--- START OF RECORD EXCERPTS ---
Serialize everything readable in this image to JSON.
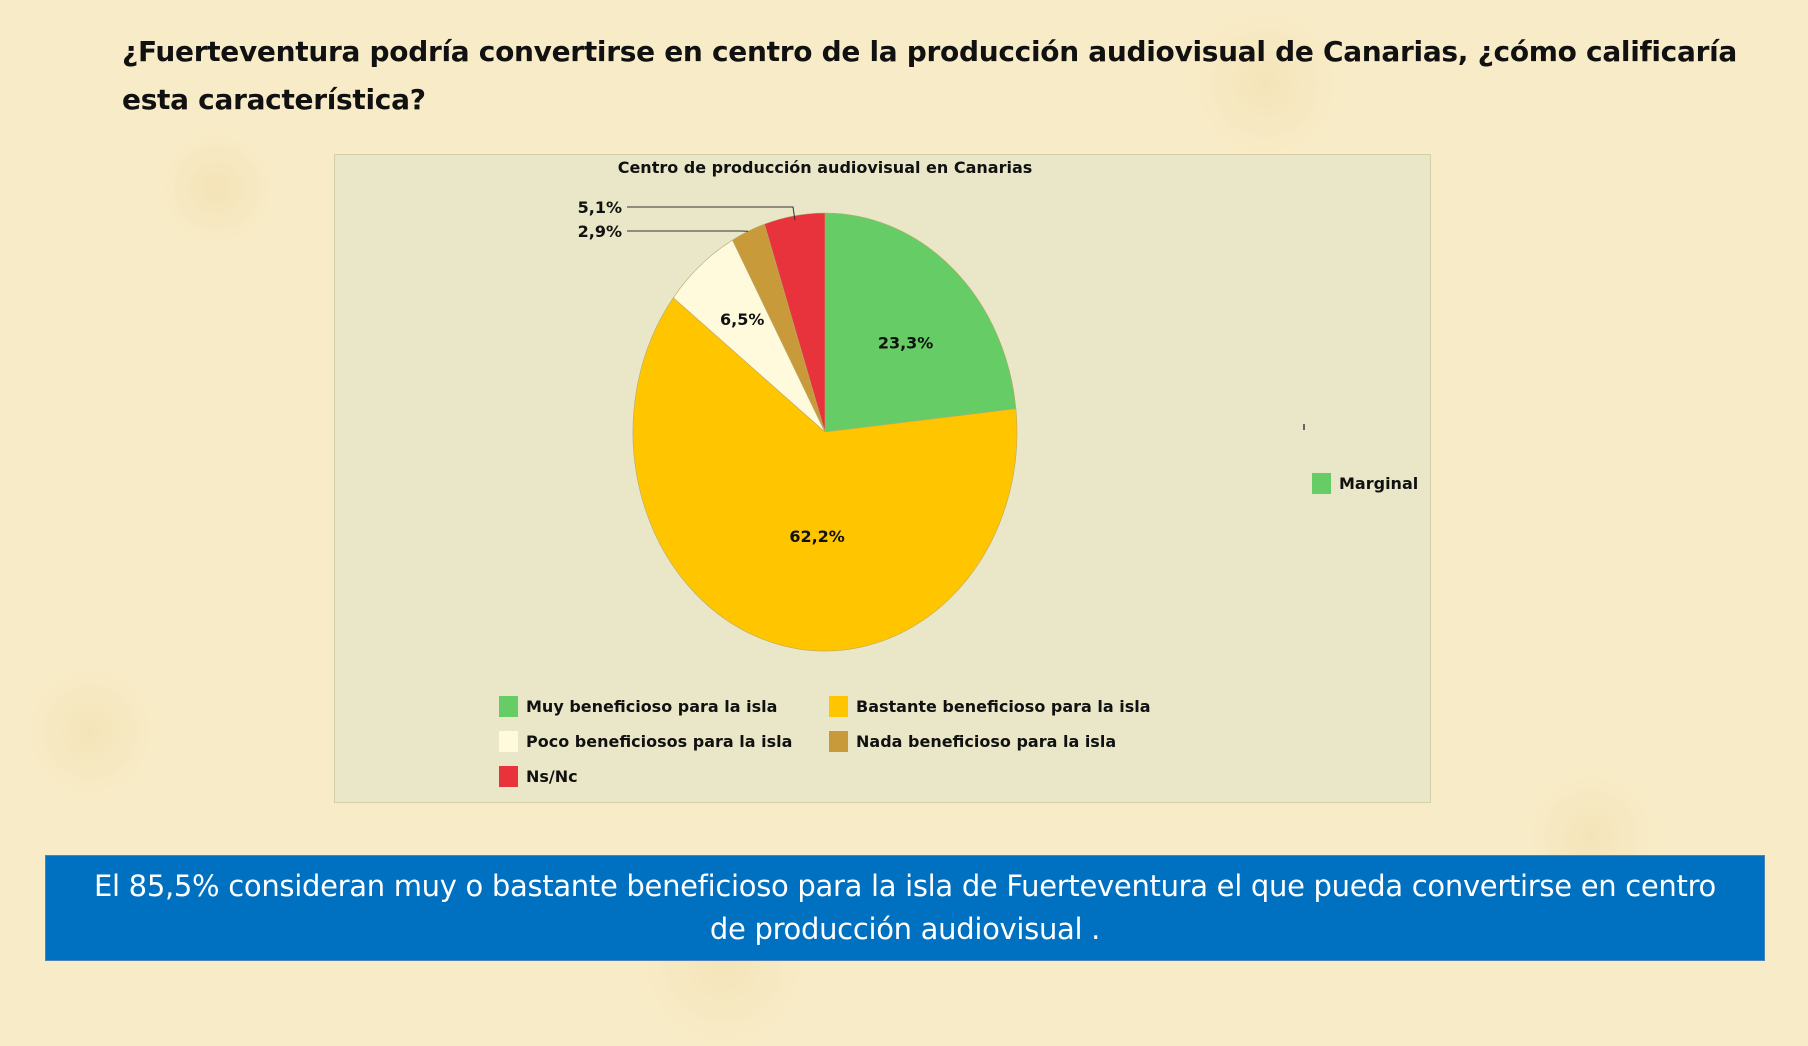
{
  "question": "¿Fuerteventura podría convertirse en centro de la producción audiovisual de Canarias, ¿cómo calificaría esta característica?",
  "chart_data": {
    "type": "pie",
    "title": "Centro de producción audiovisual en Canarias",
    "categories": [
      "Muy beneficioso para la isla",
      "Bastante beneficioso para la isla",
      "Poco beneficiosos para la isla",
      "Nada beneficioso para la isla",
      "Ns/Nc"
    ],
    "values": [
      23.3,
      62.2,
      6.5,
      2.9,
      5.1
    ],
    "data_labels": [
      "23,3%",
      "62,2%",
      "6,5%",
      "2,9%",
      "5,1%"
    ],
    "colors": [
      "#66cc66",
      "#ffc600",
      "#fffadc",
      "#c89a3a",
      "#e8323c"
    ],
    "legend_position": "bottom",
    "side_legend": {
      "label": "Marginal",
      "color": "#66cc66"
    }
  },
  "legend": {
    "items": [
      {
        "label": "Muy beneficioso para la isla",
        "color": "#66cc66"
      },
      {
        "label": "Bastante beneficioso para la isla",
        "color": "#ffc600"
      },
      {
        "label": "Poco beneficiosos para la isla",
        "color": "#fffadc"
      },
      {
        "label": "Nada beneficioso para la isla",
        "color": "#c89a3a"
      },
      {
        "label": "Ns/Nc",
        "color": "#e8323c"
      }
    ],
    "side_label": "Marginal"
  },
  "conclusion": "El 85,5% consideran muy o bastante beneficioso para la isla de Fuerteventura el que pueda convertirse en centro de producción audiovisual ."
}
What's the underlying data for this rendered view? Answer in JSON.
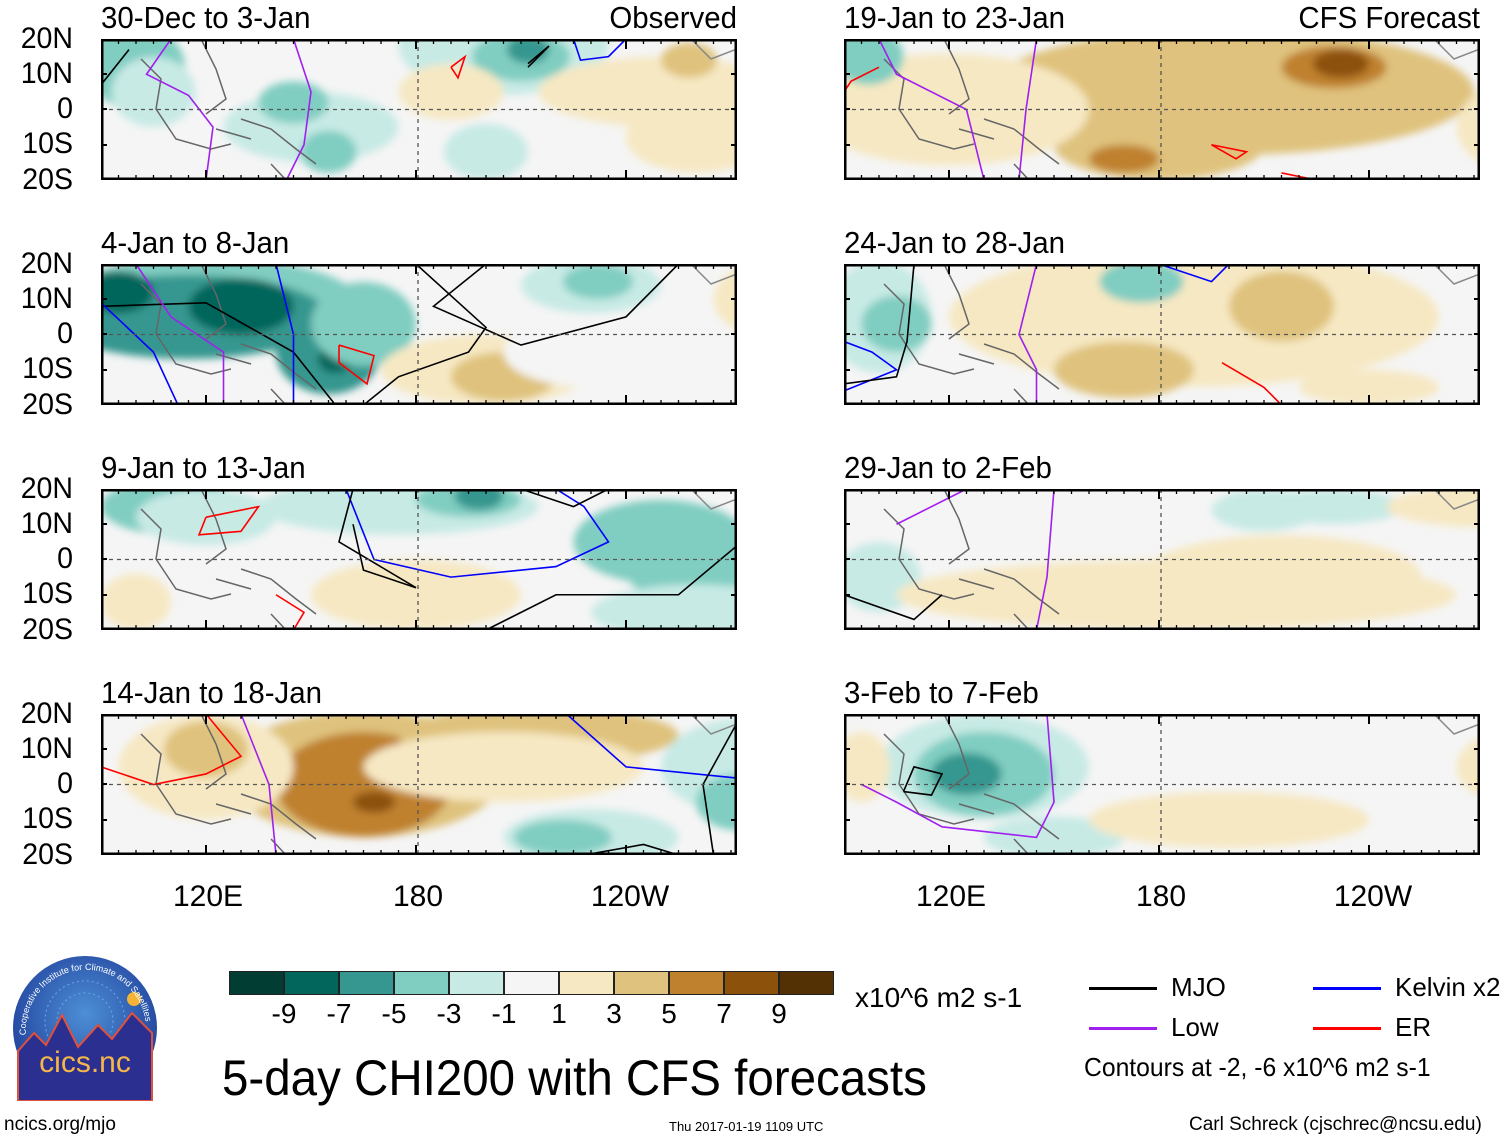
{
  "panels": [
    {
      "title": "30-Dec to 3-Jan",
      "tag": "Observed"
    },
    {
      "title": "4-Jan to 8-Jan"
    },
    {
      "title": "9-Jan to 13-Jan"
    },
    {
      "title": "14-Jan to 18-Jan"
    },
    {
      "title": "19-Jan to 23-Jan",
      "tag": "CFS Forecast"
    },
    {
      "title": "24-Jan to 28-Jan"
    },
    {
      "title": "29-Jan to 2-Feb"
    },
    {
      "title": "3-Feb to 7-Feb"
    }
  ],
  "y_axis": [
    "20N",
    "10N",
    "0",
    "10S",
    "20S"
  ],
  "x_axis": [
    "120E",
    "180",
    "120W"
  ],
  "colorbar": {
    "colors": [
      "#013d33",
      "#02665c",
      "#35978f",
      "#80cdc1",
      "#c7eae5",
      "#f5f5f5",
      "#f6e8c3",
      "#dfc27d",
      "#bf812d",
      "#8c510a",
      "#543005"
    ],
    "labels": [
      "-9",
      "-7",
      "-5",
      "-3",
      "-1",
      "1",
      "3",
      "5",
      "7",
      "9"
    ],
    "units": "x10^6 m2 s-1"
  },
  "legend": [
    {
      "label": "MJO",
      "color": "#000000"
    },
    {
      "label": "Kelvin x2",
      "color": "#0000ff"
    },
    {
      "label": "Low",
      "color": "#a020f0"
    },
    {
      "label": "ER",
      "color": "#ff0000"
    }
  ],
  "contours_note": "Contours at -2, -6 x10^6 m2 s-1",
  "main_title": "5-day CHI200 with CFS forecasts",
  "logo_text": "cics.nc",
  "logo_ring_text": "Cooperative Institute for Climate and Satellites",
  "footer": {
    "left": "ncics.org/mjo",
    "center": "Thu 2017-01-19 1109 UTC",
    "right": "Carl Schreck (cjschrec@ncsu.edu)"
  }
}
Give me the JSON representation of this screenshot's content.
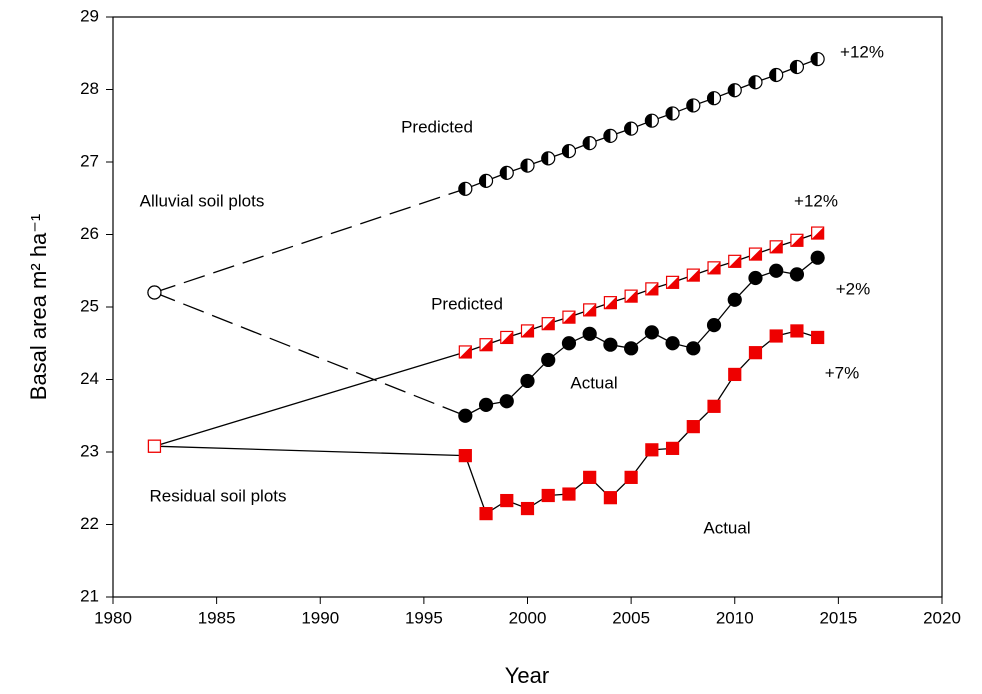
{
  "chart_data": {
    "type": "line",
    "xlabel": "Year",
    "ylabel": "Basal area m² ha⁻¹",
    "x": [
      1982,
      1997,
      1998,
      1999,
      2000,
      2001,
      2002,
      2003,
      2004,
      2005,
      2006,
      2007,
      2008,
      2009,
      2010,
      2011,
      2012,
      2013,
      2014
    ],
    "series": [
      {
        "group": "Alluvial soil plots",
        "kind": "Predicted",
        "color": "#000000",
        "marker": "half-circle",
        "first_segment": "dashed",
        "values": [
          25.2,
          26.63,
          26.74,
          26.85,
          26.95,
          27.05,
          27.15,
          27.26,
          27.36,
          27.46,
          27.57,
          27.67,
          27.78,
          27.88,
          27.99,
          28.1,
          28.2,
          28.31,
          28.42
        ]
      },
      {
        "group": "Alluvial soil plots",
        "kind": "Actual",
        "color": "#000000",
        "marker": "circle",
        "first_segment": "dashed",
        "values": [
          25.2,
          23.5,
          23.65,
          23.7,
          23.98,
          24.27,
          24.5,
          24.63,
          24.48,
          24.43,
          24.65,
          24.5,
          24.43,
          24.75,
          25.1,
          25.4,
          25.5,
          25.45,
          25.68
        ]
      },
      {
        "group": "Residual soil plots",
        "kind": "Predicted",
        "color": "#ee0000",
        "marker": "half-square",
        "first_segment": "solid",
        "values": [
          23.08,
          24.38,
          24.48,
          24.58,
          24.67,
          24.77,
          24.86,
          24.96,
          25.06,
          25.15,
          25.25,
          25.34,
          25.44,
          25.54,
          25.63,
          25.73,
          25.83,
          25.92,
          26.02
        ]
      },
      {
        "group": "Residual soil plots",
        "kind": "Actual",
        "color": "#ee0000",
        "marker": "square",
        "first_segment": "solid",
        "values": [
          23.08,
          22.95,
          22.15,
          22.33,
          22.22,
          22.4,
          22.42,
          22.65,
          22.37,
          22.65,
          23.03,
          23.05,
          23.35,
          23.63,
          24.07,
          24.37,
          24.6,
          24.67,
          24.58
        ]
      }
    ],
    "annotations": [
      "Predicted",
      "Alluvial soil plots",
      "+12%",
      "+12%",
      "Predicted",
      "+2%",
      "Actual",
      "+7%",
      "Residual soil plots",
      "Actual"
    ],
    "xlim": [
      1980,
      2020
    ],
    "xticks": [
      1980,
      1985,
      1990,
      1995,
      2000,
      2005,
      2010,
      2015,
      2020
    ],
    "ylim": [
      21,
      29
    ],
    "yticks": [
      21,
      22,
      23,
      24,
      25,
      26,
      27,
      28,
      29
    ],
    "grid": false
  }
}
--- END OF RECORD EXCERPTS ---
» DIRECTIVE: Retype all entries exactly as they appear, dropping the images.

» SOLUTION FOR THIS PROBLEM:
Serialize everything readable in this image to JSON.
{
  "question": "¿Fuerteventura podría convertirse en centro de la producción audiovisual de Canarias, ¿cómo calificaría esta característica?",
  "chart_data": {
    "type": "pie",
    "title": "Centro de producción audiovisual en Canarias",
    "categories": [
      "Muy beneficioso para la isla",
      "Bastante beneficioso para la isla",
      "Poco beneficiosos para la isla",
      "Nada beneficioso para la isla",
      "Ns/Nc"
    ],
    "values": [
      23.3,
      62.2,
      6.5,
      2.9,
      5.1
    ],
    "data_labels": [
      "23,3%",
      "62,2%",
      "6,5%",
      "2,9%",
      "5,1%"
    ],
    "colors": [
      "#66cc66",
      "#ffc600",
      "#fffadc",
      "#c89a3a",
      "#e8323c"
    ],
    "legend_position": "bottom",
    "side_legend": {
      "label": "Marginal",
      "color": "#66cc66"
    }
  },
  "legend": {
    "items": [
      {
        "label": "Muy beneficioso para la isla",
        "color": "#66cc66"
      },
      {
        "label": "Bastante beneficioso para la isla",
        "color": "#ffc600"
      },
      {
        "label": "Poco beneficiosos para la isla",
        "color": "#fffadc"
      },
      {
        "label": "Nada beneficioso para la isla",
        "color": "#c89a3a"
      },
      {
        "label": "Ns/Nc",
        "color": "#e8323c"
      }
    ],
    "side_label": "Marginal"
  },
  "conclusion": "El 85,5% consideran muy o bastante beneficioso para la isla de Fuerteventura el que pueda convertirse en centro de producción audiovisual ."
}
What's the underlying data for this rendered view? Answer in JSON.
{
  "panels": [
    {
      "title": "30-Dec to 3-Jan",
      "tag": "Observed"
    },
    {
      "title": "4-Jan to 8-Jan"
    },
    {
      "title": "9-Jan to 13-Jan"
    },
    {
      "title": "14-Jan to 18-Jan"
    },
    {
      "title": "19-Jan to 23-Jan",
      "tag": "CFS Forecast"
    },
    {
      "title": "24-Jan to 28-Jan"
    },
    {
      "title": "29-Jan to 2-Feb"
    },
    {
      "title": "3-Feb to 7-Feb"
    }
  ],
  "y_axis": [
    "20N",
    "10N",
    "0",
    "10S",
    "20S"
  ],
  "x_axis": [
    "120E",
    "180",
    "120W"
  ],
  "colorbar": {
    "colors": [
      "#013d33",
      "#02665c",
      "#35978f",
      "#80cdc1",
      "#c7eae5",
      "#f5f5f5",
      "#f6e8c3",
      "#dfc27d",
      "#bf812d",
      "#8c510a",
      "#543005"
    ],
    "labels": [
      "-9",
      "-7",
      "-5",
      "-3",
      "-1",
      "1",
      "3",
      "5",
      "7",
      "9"
    ],
    "units": "x10^6 m2 s-1"
  },
  "legend": [
    {
      "label": "MJO",
      "color": "#000000"
    },
    {
      "label": "Kelvin x2",
      "color": "#0000ff"
    },
    {
      "label": "Low",
      "color": "#a020f0"
    },
    {
      "label": "ER",
      "color": "#ff0000"
    }
  ],
  "contours_note": "Contours at -2, -6 x10^6 m2 s-1",
  "main_title": "5-day CHI200 with CFS forecasts",
  "logo_text": "cics.nc",
  "logo_ring_text": "Cooperative Institute for Climate and Satellites",
  "footer": {
    "left": "ncics.org/mjo",
    "center": "Thu 2017-01-19 1109 UTC",
    "right": "Carl Schreck (cjschrec@ncsu.edu)"
  }
}
Give me the JSON representation of this screenshot's content.
{
  "chart_data": {
    "type": "line",
    "xlabel": "Year",
    "ylabel": "Basal area m² ha⁻¹",
    "x": [
      1982,
      1997,
      1998,
      1999,
      2000,
      2001,
      2002,
      2003,
      2004,
      2005,
      2006,
      2007,
      2008,
      2009,
      2010,
      2011,
      2012,
      2013,
      2014
    ],
    "series": [
      {
        "group": "Alluvial soil plots",
        "kind": "Predicted",
        "color": "#000000",
        "marker": "half-circle",
        "first_segment": "dashed",
        "values": [
          25.2,
          26.63,
          26.74,
          26.85,
          26.95,
          27.05,
          27.15,
          27.26,
          27.36,
          27.46,
          27.57,
          27.67,
          27.78,
          27.88,
          27.99,
          28.1,
          28.2,
          28.31,
          28.42
        ]
      },
      {
        "group": "Alluvial soil plots",
        "kind": "Actual",
        "color": "#000000",
        "marker": "circle",
        "first_segment": "dashed",
        "values": [
          25.2,
          23.5,
          23.65,
          23.7,
          23.98,
          24.27,
          24.5,
          24.63,
          24.48,
          24.43,
          24.65,
          24.5,
          24.43,
          24.75,
          25.1,
          25.4,
          25.5,
          25.45,
          25.68
        ]
      },
      {
        "group": "Residual soil plots",
        "kind": "Predicted",
        "color": "#ee0000",
        "marker": "half-square",
        "first_segment": "solid",
        "values": [
          23.08,
          24.38,
          24.48,
          24.58,
          24.67,
          24.77,
          24.86,
          24.96,
          25.06,
          25.15,
          25.25,
          25.34,
          25.44,
          25.54,
          25.63,
          25.73,
          25.83,
          25.92,
          26.02
        ]
      },
      {
        "group": "Residual soil plots",
        "kind": "Actual",
        "color": "#ee0000",
        "marker": "square",
        "first_segment": "solid",
        "values": [
          23.08,
          22.95,
          22.15,
          22.33,
          22.22,
          22.4,
          22.42,
          22.65,
          22.37,
          22.65,
          23.03,
          23.05,
          23.35,
          23.63,
          24.07,
          24.37,
          24.6,
          24.67,
          24.58
        ]
      }
    ],
    "annotations": [
      "Predicted",
      "Alluvial soil plots",
      "+12%",
      "+12%",
      "Predicted",
      "+2%",
      "Actual",
      "+7%",
      "Residual soil plots",
      "Actual"
    ],
    "xlim": [
      1980,
      2020
    ],
    "xticks": [
      1980,
      1985,
      1990,
      1995,
      2000,
      2005,
      2010,
      2015,
      2020
    ],
    "ylim": [
      21,
      29
    ],
    "yticks": [
      21,
      22,
      23,
      24,
      25,
      26,
      27,
      28,
      29
    ],
    "grid": false
  }
}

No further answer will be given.